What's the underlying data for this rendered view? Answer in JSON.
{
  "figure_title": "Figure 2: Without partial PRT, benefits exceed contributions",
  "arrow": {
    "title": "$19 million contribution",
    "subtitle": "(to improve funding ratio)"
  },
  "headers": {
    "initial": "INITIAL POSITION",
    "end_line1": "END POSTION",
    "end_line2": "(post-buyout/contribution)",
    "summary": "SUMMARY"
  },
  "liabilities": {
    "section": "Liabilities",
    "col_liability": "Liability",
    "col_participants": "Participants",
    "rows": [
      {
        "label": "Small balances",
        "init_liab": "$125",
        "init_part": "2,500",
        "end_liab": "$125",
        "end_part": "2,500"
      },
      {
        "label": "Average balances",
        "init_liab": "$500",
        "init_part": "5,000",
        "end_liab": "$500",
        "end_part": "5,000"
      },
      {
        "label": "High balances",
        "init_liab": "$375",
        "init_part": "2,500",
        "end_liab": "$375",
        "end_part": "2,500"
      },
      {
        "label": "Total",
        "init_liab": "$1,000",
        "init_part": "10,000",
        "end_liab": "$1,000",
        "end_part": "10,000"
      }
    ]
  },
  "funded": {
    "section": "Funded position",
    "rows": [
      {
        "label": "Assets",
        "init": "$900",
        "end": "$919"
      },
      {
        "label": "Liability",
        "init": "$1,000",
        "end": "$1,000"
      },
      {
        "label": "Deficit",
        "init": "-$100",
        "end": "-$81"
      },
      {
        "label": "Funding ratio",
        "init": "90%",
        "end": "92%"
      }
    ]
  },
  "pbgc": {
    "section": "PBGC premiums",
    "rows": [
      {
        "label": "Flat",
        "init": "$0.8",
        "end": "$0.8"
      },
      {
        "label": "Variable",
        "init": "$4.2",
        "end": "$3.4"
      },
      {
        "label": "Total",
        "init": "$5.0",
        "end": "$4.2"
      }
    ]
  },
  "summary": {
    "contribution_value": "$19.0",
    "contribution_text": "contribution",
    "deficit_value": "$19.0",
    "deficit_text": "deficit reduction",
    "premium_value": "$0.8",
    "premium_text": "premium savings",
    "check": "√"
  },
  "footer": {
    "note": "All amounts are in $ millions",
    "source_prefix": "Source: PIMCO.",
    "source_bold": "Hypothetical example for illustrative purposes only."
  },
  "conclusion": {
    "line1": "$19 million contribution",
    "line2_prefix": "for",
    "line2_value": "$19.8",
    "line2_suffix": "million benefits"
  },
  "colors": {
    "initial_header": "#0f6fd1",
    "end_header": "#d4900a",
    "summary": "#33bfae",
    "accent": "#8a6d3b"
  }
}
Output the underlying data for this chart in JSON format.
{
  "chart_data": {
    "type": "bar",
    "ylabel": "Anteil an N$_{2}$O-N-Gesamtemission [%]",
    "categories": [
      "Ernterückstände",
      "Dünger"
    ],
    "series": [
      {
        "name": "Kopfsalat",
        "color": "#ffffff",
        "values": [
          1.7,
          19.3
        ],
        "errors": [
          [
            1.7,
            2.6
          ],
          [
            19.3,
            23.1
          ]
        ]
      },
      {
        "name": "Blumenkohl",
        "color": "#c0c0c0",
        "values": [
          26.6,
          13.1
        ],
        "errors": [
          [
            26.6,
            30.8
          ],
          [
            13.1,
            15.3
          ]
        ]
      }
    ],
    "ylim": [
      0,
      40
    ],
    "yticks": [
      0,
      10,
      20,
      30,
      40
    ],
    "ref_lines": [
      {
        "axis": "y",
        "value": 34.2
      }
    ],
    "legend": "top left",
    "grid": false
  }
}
+ + + + + + +
## TASK TO CARRY OUT
Give all of the entries again, word for word.

## EXERCISE SOLUTION
What's the underlying data for this rendered view? Answer in JSON.
{
  "figure_title": "Figure 2: Without partial PRT, benefits exceed contributions",
  "arrow": {
    "title": "$19 million contribution",
    "subtitle": "(to improve funding ratio)"
  },
  "headers": {
    "initial": "INITIAL POSITION",
    "end_line1": "END POSTION",
    "end_line2": "(post-buyout/contribution)",
    "summary": "SUMMARY"
  },
  "liabilities": {
    "section": "Liabilities",
    "col_liability": "Liability",
    "col_participants": "Participants",
    "rows": [
      {
        "label": "Small balances",
        "init_liab": "$125",
        "init_part": "2,500",
        "end_liab": "$125",
        "end_part": "2,500"
      },
      {
        "label": "Average balances",
        "init_liab": "$500",
        "init_part": "5,000",
        "end_liab": "$500",
        "end_part": "5,000"
      },
      {
        "label": "High balances",
        "init_liab": "$375",
        "init_part": "2,500",
        "end_liab": "$375",
        "end_part": "2,500"
      },
      {
        "label": "Total",
        "init_liab": "$1,000",
        "init_part": "10,000",
        "end_liab": "$1,000",
        "end_part": "10,000"
      }
    ]
  },
  "funded": {
    "section": "Funded position",
    "rows": [
      {
        "label": "Assets",
        "init": "$900",
        "end": "$919"
      },
      {
        "label": "Liability",
        "init": "$1,000",
        "end": "$1,000"
      },
      {
        "label": "Deficit",
        "init": "-$100",
        "end": "-$81"
      },
      {
        "label": "Funding ratio",
        "init": "90%",
        "end": "92%"
      }
    ]
  },
  "pbgc": {
    "section": "PBGC premiums",
    "rows": [
      {
        "label": "Flat",
        "init": "$0.8",
        "end": "$0.8"
      },
      {
        "label": "Variable",
        "init": "$4.2",
        "end": "$3.4"
      },
      {
        "label": "Total",
        "init": "$5.0",
        "end": "$4.2"
      }
    ]
  },
  "summary": {
    "contribution_value": "$19.0",
    "contribution_text": "contribution",
    "deficit_value": "$19.0",
    "deficit_text": "deficit reduction",
    "premium_value": "$0.8",
    "premium_text": "premium savings",
    "check": "√"
  },
  "footer": {
    "note": "All amounts are in $ millions",
    "source_prefix": "Source: PIMCO.",
    "source_bold": "Hypothetical example for illustrative purposes only."
  },
  "conclusion": {
    "line1": "$19 million contribution",
    "line2_prefix": "for",
    "line2_value": "$19.8",
    "line2_suffix": "million benefits"
  },
  "colors": {
    "initial_header": "#0f6fd1",
    "end_header": "#d4900a",
    "summary": "#33bfae",
    "accent": "#8a6d3b"
  }
}
Output the underlying data for this chart in JSON format.
{
  "chart_data": {
    "type": "bar",
    "ylabel": "Anteil an N$_{2}$O-N-Gesamtemission [%]",
    "categories": [
      "Ernterückstände",
      "Dünger"
    ],
    "series": [
      {
        "name": "Kopfsalat",
        "color": "#ffffff",
        "values": [
          1.7,
          19.3
        ],
        "errors": [
          [
            1.7,
            2.6
          ],
          [
            19.3,
            23.1
          ]
        ]
      },
      {
        "name": "Blumenkohl",
        "color": "#c0c0c0",
        "values": [
          26.6,
          13.1
        ],
        "errors": [
          [
            26.6,
            30.8
          ],
          [
            13.1,
            15.3
          ]
        ]
      }
    ],
    "ylim": [
      0,
      40
    ],
    "yticks": [
      0,
      10,
      20,
      30,
      40
    ],
    "ref_lines": [
      {
        "axis": "y",
        "value": 34.2
      }
    ],
    "legend": "top left",
    "grid": false
  }
}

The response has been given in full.